#### Problem to work on:
Quote the listing lines from the one containing "noise-speck: [457, 1495, 493, 1499]" down to the one containing "noise-speck: [1273, 723, 1315, 726]", both included, exactly as they appear.

####

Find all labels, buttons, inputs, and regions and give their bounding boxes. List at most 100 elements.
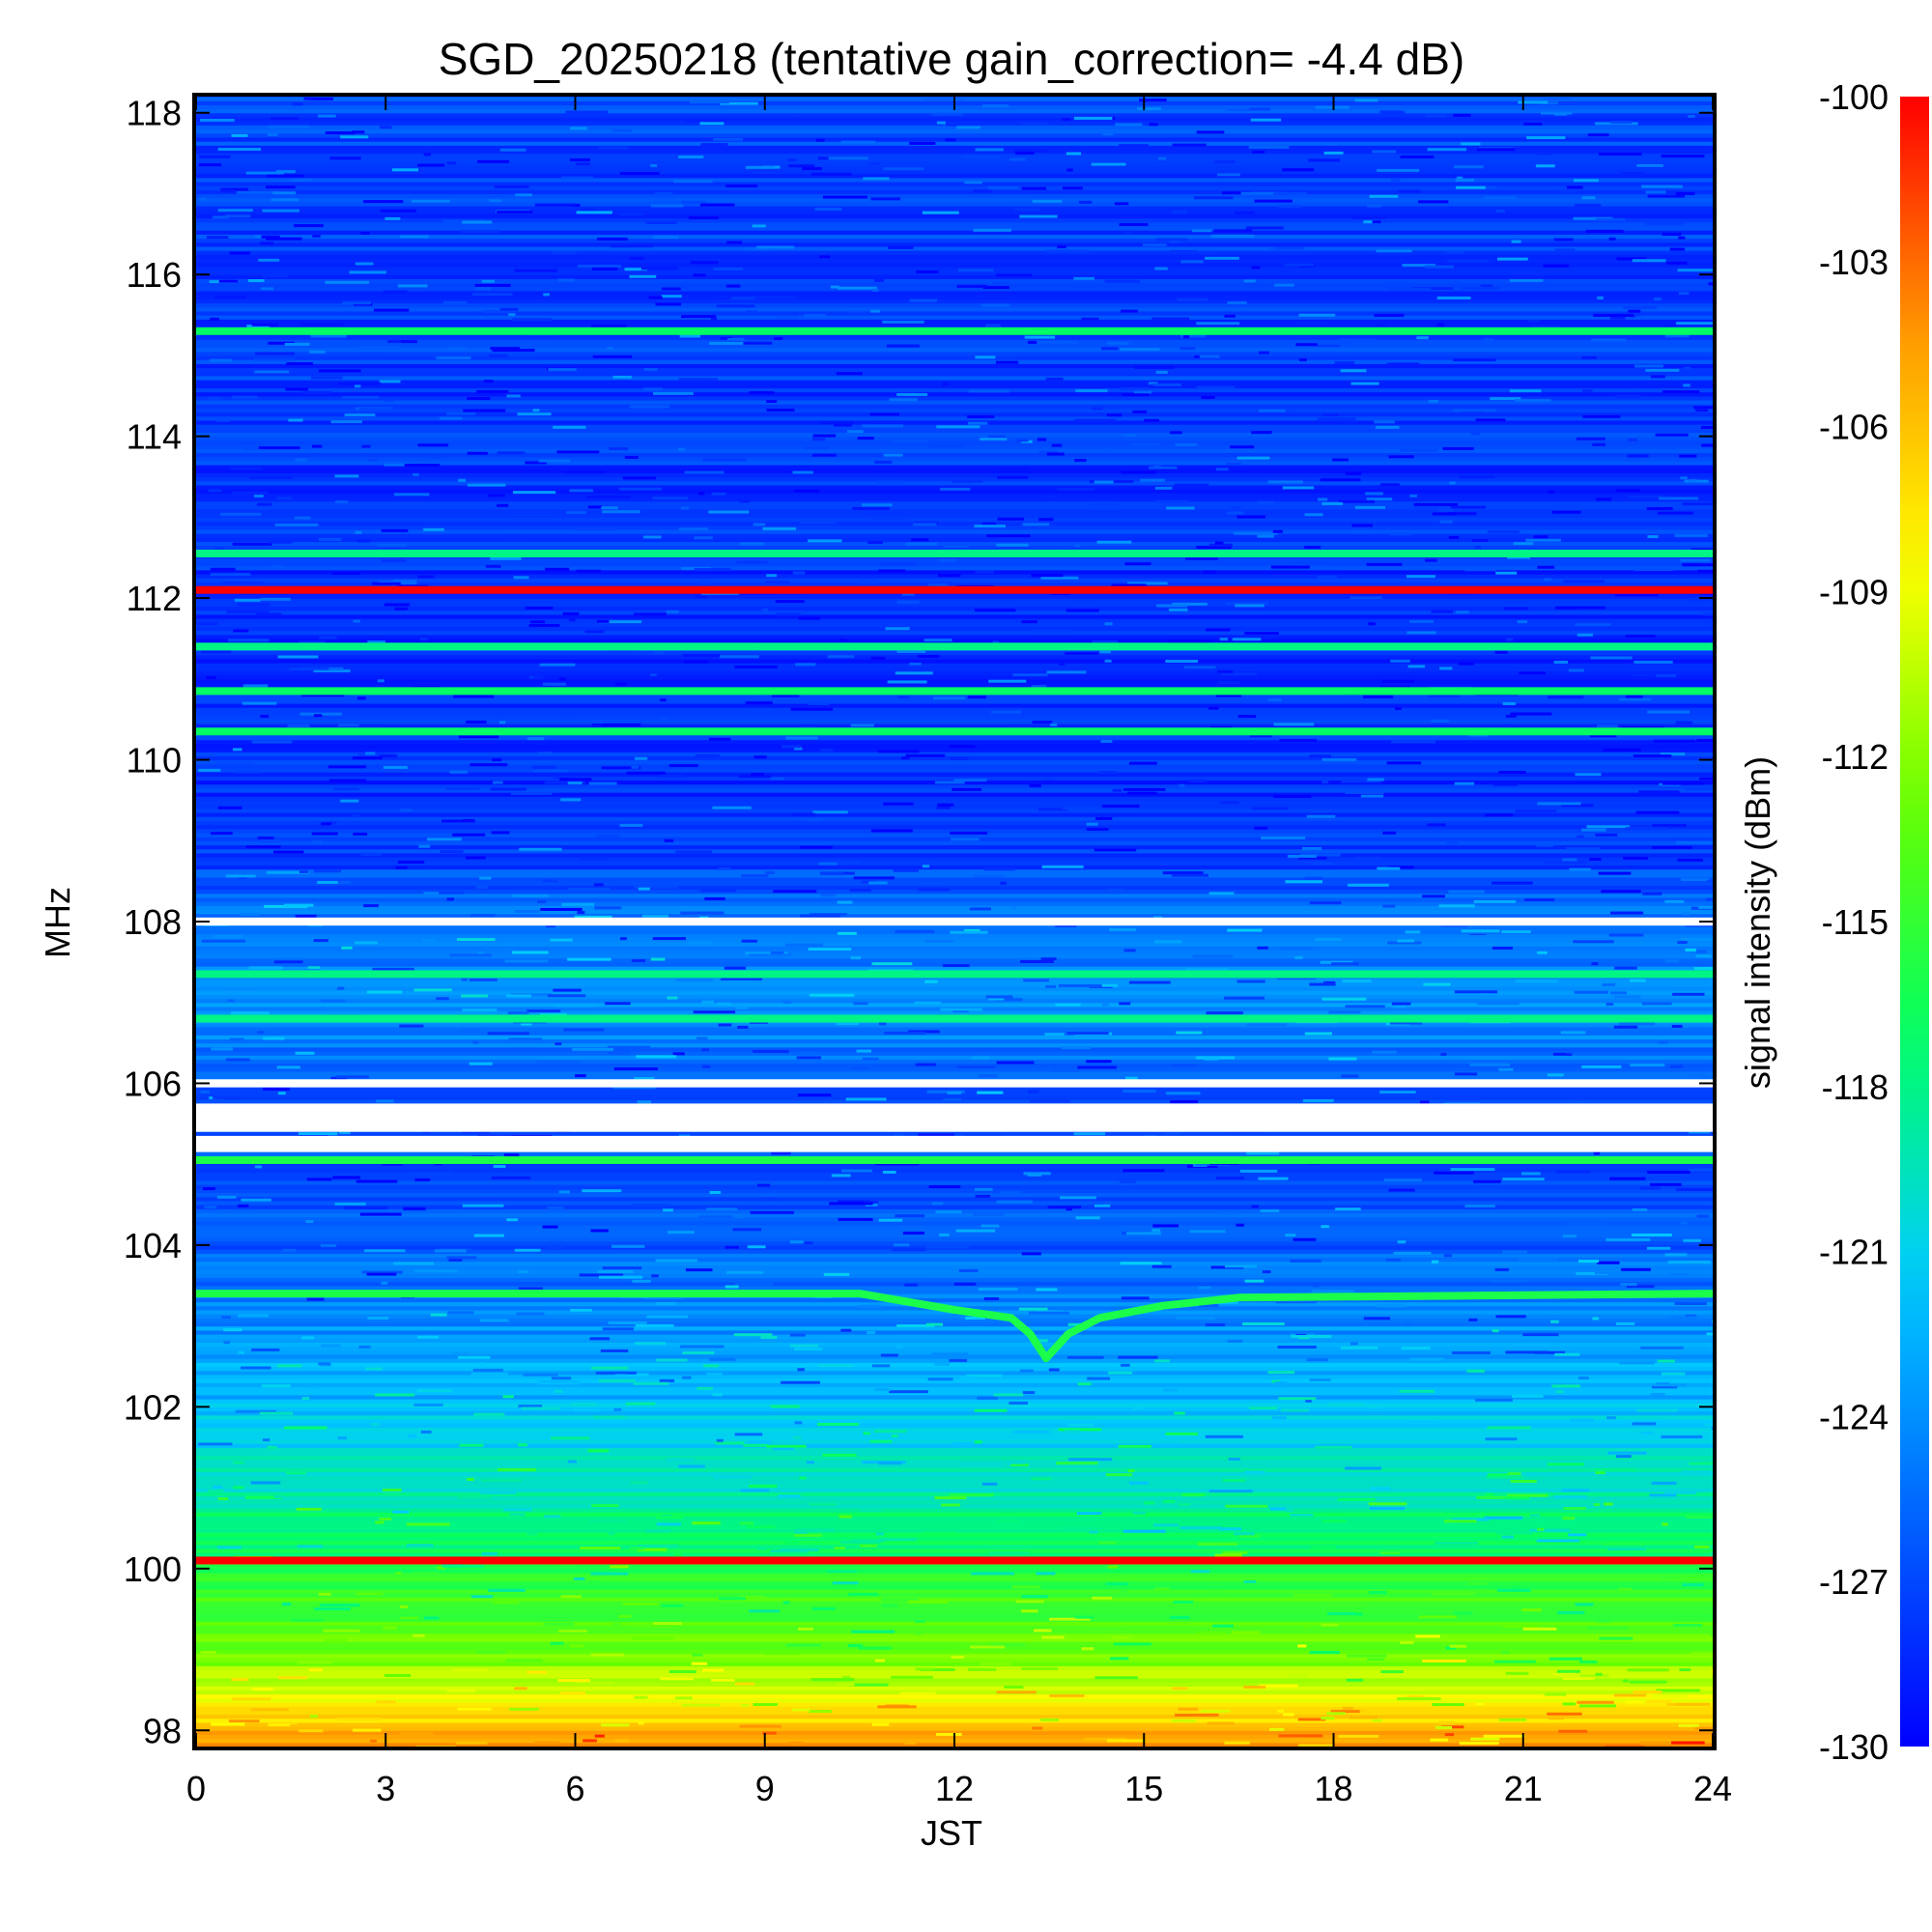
noise-speck: [457, 1495, 493, 1499]
noise-speck: [677, 447, 686, 451]
noise-speck: [952, 787, 982, 791]
freq-band: [196, 1301, 1713, 1307]
noise-speck: [1706, 1332, 1713, 1336]
noise-speck: [453, 695, 495, 698]
noise-speck: [1627, 438, 1638, 441]
noise-speck: [1531, 325, 1560, 328]
noise-speck: [634, 756, 648, 760]
noise-speck: [904, 1283, 918, 1287]
freq-band: [196, 1063, 1713, 1068]
noise-speck: [792, 470, 813, 474]
freq-band: [196, 480, 1713, 486]
noise-speck: [295, 1051, 315, 1055]
noise-speck: [735, 1006, 749, 1009]
noise-speck: [587, 505, 603, 509]
noise-speck: [734, 1282, 774, 1286]
noise-speck: [1652, 1385, 1678, 1389]
noise-speck: [282, 1248, 297, 1252]
noise-speck: [1041, 865, 1084, 868]
noise-speck: [629, 256, 644, 260]
noise-speck: [863, 1432, 870, 1435]
noise-speck: [991, 710, 1021, 714]
freq-band: [196, 1427, 1713, 1433]
noise-speck: [1273, 723, 1315, 726]
noise-speck: [1115, 123, 1143, 127]
noise-speck: [832, 1581, 859, 1585]
freq-band: [196, 824, 1713, 830]
freq-band: [196, 1540, 1713, 1546]
noise-speck: [1092, 639, 1119, 643]
noise-speck: [1163, 1499, 1176, 1503]
noise-speck: [734, 1682, 755, 1686]
noise-speck: [1464, 568, 1496, 572]
freq-band: [196, 998, 1713, 1004]
noise-speck: [262, 1438, 270, 1442]
noise-speck: [928, 1184, 961, 1188]
noise-speck: [484, 1193, 492, 1197]
noise-speck: [240, 912, 260, 916]
noise-speck: [1243, 279, 1256, 283]
noise-speck: [273, 850, 304, 854]
freq-band: [196, 145, 1713, 151]
noise-speck: [1278, 205, 1302, 209]
noise-speck: [472, 1368, 504, 1372]
noise-speck: [553, 425, 586, 429]
noise-speck: [1170, 431, 1182, 435]
noise-speck: [534, 203, 577, 207]
noise-speck: [1427, 823, 1446, 827]
noise-speck: [325, 130, 355, 134]
noise-speck: [639, 1544, 679, 1548]
noise-speck: [1227, 300, 1247, 304]
noise-speck: [1345, 1466, 1382, 1470]
freq-band: [196, 1475, 1713, 1481]
freq-band: [196, 1677, 1713, 1683]
noise-speck: [1040, 968, 1053, 972]
noise-speck: [1700, 426, 1713, 430]
noise-speck: [1652, 824, 1687, 828]
noise-speck: [560, 1595, 582, 1599]
noise-speck: [633, 1381, 669, 1385]
noise-speck: [1676, 840, 1713, 844]
station-lines: [196, 327, 1713, 1565]
noise-speck: [539, 663, 576, 667]
noise-speck: [406, 1544, 434, 1548]
noise-speck: [459, 735, 499, 739]
noise-speck: [406, 1522, 450, 1526]
noise-speck: [357, 539, 370, 543]
noise-speck: [473, 1234, 504, 1237]
noise-speck: [1617, 1704, 1624, 1708]
freq-band: [196, 1055, 1713, 1060]
noise-speck: [1244, 631, 1279, 635]
noise-speck: [749, 391, 775, 395]
freq-band: [196, 872, 1713, 878]
noise-speck: [277, 655, 319, 659]
noise-speck: [400, 235, 429, 239]
noise-speck: [1492, 881, 1533, 885]
noise-speck: [1219, 1527, 1242, 1531]
noise-speck: [1690, 1652, 1713, 1656]
freq-band: [196, 153, 1713, 158]
noise-speck: [1243, 1686, 1266, 1690]
noise-speck: [1381, 111, 1406, 115]
noise-speck: [675, 850, 713, 854]
noise-speck: [1249, 1406, 1278, 1410]
freq-band: [196, 561, 1713, 567]
noise-speck: [973, 189, 993, 193]
freq-band: [196, 149, 1713, 155]
freq-band: [196, 1205, 1713, 1209]
noise-speck: [660, 774, 686, 778]
noise-speck: [952, 479, 983, 483]
noise-speck: [1345, 471, 1361, 475]
noise-speck: [1635, 810, 1680, 814]
noise-speck: [232, 1697, 271, 1701]
noise-speck: [465, 856, 486, 860]
noise-speck: [1277, 977, 1317, 980]
noise-speck: [534, 1741, 560, 1745]
noise-speck: [517, 412, 552, 416]
noise-speck: [873, 279, 884, 283]
noise-speck: [818, 1364, 853, 1368]
noise-speck: [434, 1249, 467, 1253]
noise-speck: [208, 489, 222, 493]
noise-speck: [996, 1690, 1037, 1694]
freq-band: [196, 489, 1713, 494]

####

#### Response below:
noise-speck: [457, 1495, 493, 1499]
noise-speck: [677, 447, 686, 451]
noise-speck: [952, 787, 982, 791]
freq-band: [196, 1301, 1713, 1307]
noise-speck: [1706, 1332, 1713, 1336]
noise-speck: [453, 695, 495, 698]
noise-speck: [1627, 438, 1638, 441]
noise-speck: [1531, 325, 1560, 328]
noise-speck: [634, 756, 648, 760]
noise-speck: [904, 1283, 918, 1287]
freq-band: [196, 1063, 1713, 1068]
noise-speck: [792, 470, 813, 474]
freq-band: [196, 480, 1713, 486]
noise-speck: [295, 1051, 315, 1055]
noise-speck: [735, 1006, 749, 1009]
noise-speck: [587, 505, 603, 509]
noise-speck: [734, 1282, 774, 1286]
noise-speck: [1652, 1385, 1678, 1389]
noise-speck: [282, 1248, 297, 1252]
noise-speck: [1041, 865, 1084, 868]
noise-speck: [629, 256, 644, 260]
noise-speck: [863, 1432, 870, 1435]
noise-speck: [991, 710, 1021, 714]
freq-band: [196, 1427, 1713, 1433]
noise-speck: [1273, 723, 1315, 726]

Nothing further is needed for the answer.